* WHAT THIS TASK INVOLVES *
The entries need to be copied exactly.
-- DATA PROVIDED start --
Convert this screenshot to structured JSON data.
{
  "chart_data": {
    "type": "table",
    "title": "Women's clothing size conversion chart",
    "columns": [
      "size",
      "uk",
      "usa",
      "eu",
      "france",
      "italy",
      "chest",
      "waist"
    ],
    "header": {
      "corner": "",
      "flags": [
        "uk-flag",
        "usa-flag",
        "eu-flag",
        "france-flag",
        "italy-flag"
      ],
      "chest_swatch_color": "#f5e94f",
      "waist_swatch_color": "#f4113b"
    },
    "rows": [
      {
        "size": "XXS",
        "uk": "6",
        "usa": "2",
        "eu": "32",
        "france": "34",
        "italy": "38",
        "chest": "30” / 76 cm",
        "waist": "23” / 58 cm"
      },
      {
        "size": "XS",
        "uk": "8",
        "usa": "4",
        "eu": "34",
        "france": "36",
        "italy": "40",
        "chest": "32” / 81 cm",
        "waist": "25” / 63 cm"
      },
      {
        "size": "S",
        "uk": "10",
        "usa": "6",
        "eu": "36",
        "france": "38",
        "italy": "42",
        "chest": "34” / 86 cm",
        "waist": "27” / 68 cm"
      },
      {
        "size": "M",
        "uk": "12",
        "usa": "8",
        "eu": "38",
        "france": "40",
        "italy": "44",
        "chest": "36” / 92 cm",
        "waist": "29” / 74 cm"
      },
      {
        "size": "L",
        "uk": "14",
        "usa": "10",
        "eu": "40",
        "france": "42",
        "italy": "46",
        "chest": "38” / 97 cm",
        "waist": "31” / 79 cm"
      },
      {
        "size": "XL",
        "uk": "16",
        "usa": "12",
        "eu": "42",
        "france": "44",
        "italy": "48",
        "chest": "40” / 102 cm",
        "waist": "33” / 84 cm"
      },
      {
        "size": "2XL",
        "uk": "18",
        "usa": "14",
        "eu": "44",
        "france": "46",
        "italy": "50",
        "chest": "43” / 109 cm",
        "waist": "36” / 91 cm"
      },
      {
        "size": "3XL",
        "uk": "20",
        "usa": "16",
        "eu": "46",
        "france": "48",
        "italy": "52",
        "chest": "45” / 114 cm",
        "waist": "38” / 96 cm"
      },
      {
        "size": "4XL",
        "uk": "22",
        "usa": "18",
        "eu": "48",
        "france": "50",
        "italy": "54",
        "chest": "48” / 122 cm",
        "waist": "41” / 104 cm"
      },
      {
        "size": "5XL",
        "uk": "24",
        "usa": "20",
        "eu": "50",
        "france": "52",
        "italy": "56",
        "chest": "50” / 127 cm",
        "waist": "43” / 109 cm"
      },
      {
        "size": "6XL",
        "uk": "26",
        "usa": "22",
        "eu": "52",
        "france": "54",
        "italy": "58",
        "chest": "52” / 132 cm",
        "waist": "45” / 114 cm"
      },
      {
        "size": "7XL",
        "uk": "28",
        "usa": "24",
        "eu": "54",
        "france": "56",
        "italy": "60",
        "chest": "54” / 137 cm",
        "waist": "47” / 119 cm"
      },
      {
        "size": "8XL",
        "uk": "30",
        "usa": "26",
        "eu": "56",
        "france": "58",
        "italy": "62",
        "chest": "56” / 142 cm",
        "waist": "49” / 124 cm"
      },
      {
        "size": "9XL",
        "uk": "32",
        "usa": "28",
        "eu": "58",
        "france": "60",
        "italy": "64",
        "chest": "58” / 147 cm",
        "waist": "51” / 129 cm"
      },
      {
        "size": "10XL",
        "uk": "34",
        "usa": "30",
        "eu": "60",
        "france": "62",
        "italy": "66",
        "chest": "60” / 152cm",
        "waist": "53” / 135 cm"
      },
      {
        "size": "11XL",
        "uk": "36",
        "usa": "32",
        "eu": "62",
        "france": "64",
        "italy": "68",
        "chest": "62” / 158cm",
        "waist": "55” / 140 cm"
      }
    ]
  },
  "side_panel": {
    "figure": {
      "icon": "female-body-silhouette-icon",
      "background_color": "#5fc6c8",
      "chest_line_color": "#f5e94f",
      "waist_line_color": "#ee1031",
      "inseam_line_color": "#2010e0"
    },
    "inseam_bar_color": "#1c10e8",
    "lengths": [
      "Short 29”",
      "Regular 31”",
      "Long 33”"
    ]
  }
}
-- DATA PROVIDED end --
* RESPONSE *
Convert this screenshot to structured JSON data.
{
  "chart_data": {
    "type": "table",
    "title": "Women's clothing size conversion chart",
    "columns": [
      "size",
      "uk",
      "usa",
      "eu",
      "france",
      "italy",
      "chest",
      "waist"
    ],
    "header": {
      "corner": "",
      "flags": [
        "uk-flag",
        "usa-flag",
        "eu-flag",
        "france-flag",
        "italy-flag"
      ],
      "chest_swatch_color": "#f5e94f",
      "waist_swatch_color": "#f4113b"
    },
    "rows": [
      {
        "size": "XXS",
        "uk": "6",
        "usa": "2",
        "eu": "32",
        "france": "34",
        "italy": "38",
        "chest": "30” / 76 cm",
        "waist": "23” / 58 cm"
      },
      {
        "size": "XS",
        "uk": "8",
        "usa": "4",
        "eu": "34",
        "france": "36",
        "italy": "40",
        "chest": "32” / 81 cm",
        "waist": "25” / 63 cm"
      },
      {
        "size": "S",
        "uk": "10",
        "usa": "6",
        "eu": "36",
        "france": "38",
        "italy": "42",
        "chest": "34” / 86 cm",
        "waist": "27” / 68 cm"
      },
      {
        "size": "M",
        "uk": "12",
        "usa": "8",
        "eu": "38",
        "france": "40",
        "italy": "44",
        "chest": "36” / 92 cm",
        "waist": "29” / 74 cm"
      },
      {
        "size": "L",
        "uk": "14",
        "usa": "10",
        "eu": "40",
        "france": "42",
        "italy": "46",
        "chest": "38” / 97 cm",
        "waist": "31” / 79 cm"
      },
      {
        "size": "XL",
        "uk": "16",
        "usa": "12",
        "eu": "42",
        "france": "44",
        "italy": "48",
        "chest": "40” / 102 cm",
        "waist": "33” / 84 cm"
      },
      {
        "size": "2XL",
        "uk": "18",
        "usa": "14",
        "eu": "44",
        "france": "46",
        "italy": "50",
        "chest": "43” / 109 cm",
        "waist": "36” / 91 cm"
      },
      {
        "size": "3XL",
        "uk": "20",
        "usa": "16",
        "eu": "46",
        "france": "48",
        "italy": "52",
        "chest": "45” / 114 cm",
        "waist": "38” / 96 cm"
      },
      {
        "size": "4XL",
        "uk": "22",
        "usa": "18",
        "eu": "48",
        "france": "50",
        "italy": "54",
        "chest": "48” / 122 cm",
        "waist": "41” / 104 cm"
      },
      {
        "size": "5XL",
        "uk": "24",
        "usa": "20",
        "eu": "50",
        "france": "52",
        "italy": "56",
        "chest": "50” / 127 cm",
        "waist": "43” / 109 cm"
      },
      {
        "size": "6XL",
        "uk": "26",
        "usa": "22",
        "eu": "52",
        "france": "54",
        "italy": "58",
        "chest": "52” / 132 cm",
        "waist": "45” / 114 cm"
      },
      {
        "size": "7XL",
        "uk": "28",
        "usa": "24",
        "eu": "54",
        "france": "56",
        "italy": "60",
        "chest": "54” / 137 cm",
        "waist": "47” / 119 cm"
      },
      {
        "size": "8XL",
        "uk": "30",
        "usa": "26",
        "eu": "56",
        "france": "58",
        "italy": "62",
        "chest": "56” / 142 cm",
        "waist": "49” / 124 cm"
      },
      {
        "size": "9XL",
        "uk": "32",
        "usa": "28",
        "eu": "58",
        "france": "60",
        "italy": "64",
        "chest": "58” / 147 cm",
        "waist": "51” / 129 cm"
      },
      {
        "size": "10XL",
        "uk": "34",
        "usa": "30",
        "eu": "60",
        "france": "62",
        "italy": "66",
        "chest": "60” / 152cm",
        "waist": "53” / 135 cm"
      },
      {
        "size": "11XL",
        "uk": "36",
        "usa": "32",
        "eu": "62",
        "france": "64",
        "italy": "68",
        "chest": "62” / 158cm",
        "waist": "55” / 140 cm"
      }
    ]
  },
  "side_panel": {
    "figure": {
      "icon": "female-body-silhouette-icon",
      "background_color": "#5fc6c8",
      "chest_line_color": "#f5e94f",
      "waist_line_color": "#ee1031",
      "inseam_line_color": "#2010e0"
    },
    "inseam_bar_color": "#1c10e8",
    "lengths": [
      "Short 29”",
      "Regular 31”",
      "Long 33”"
    ]
  }
}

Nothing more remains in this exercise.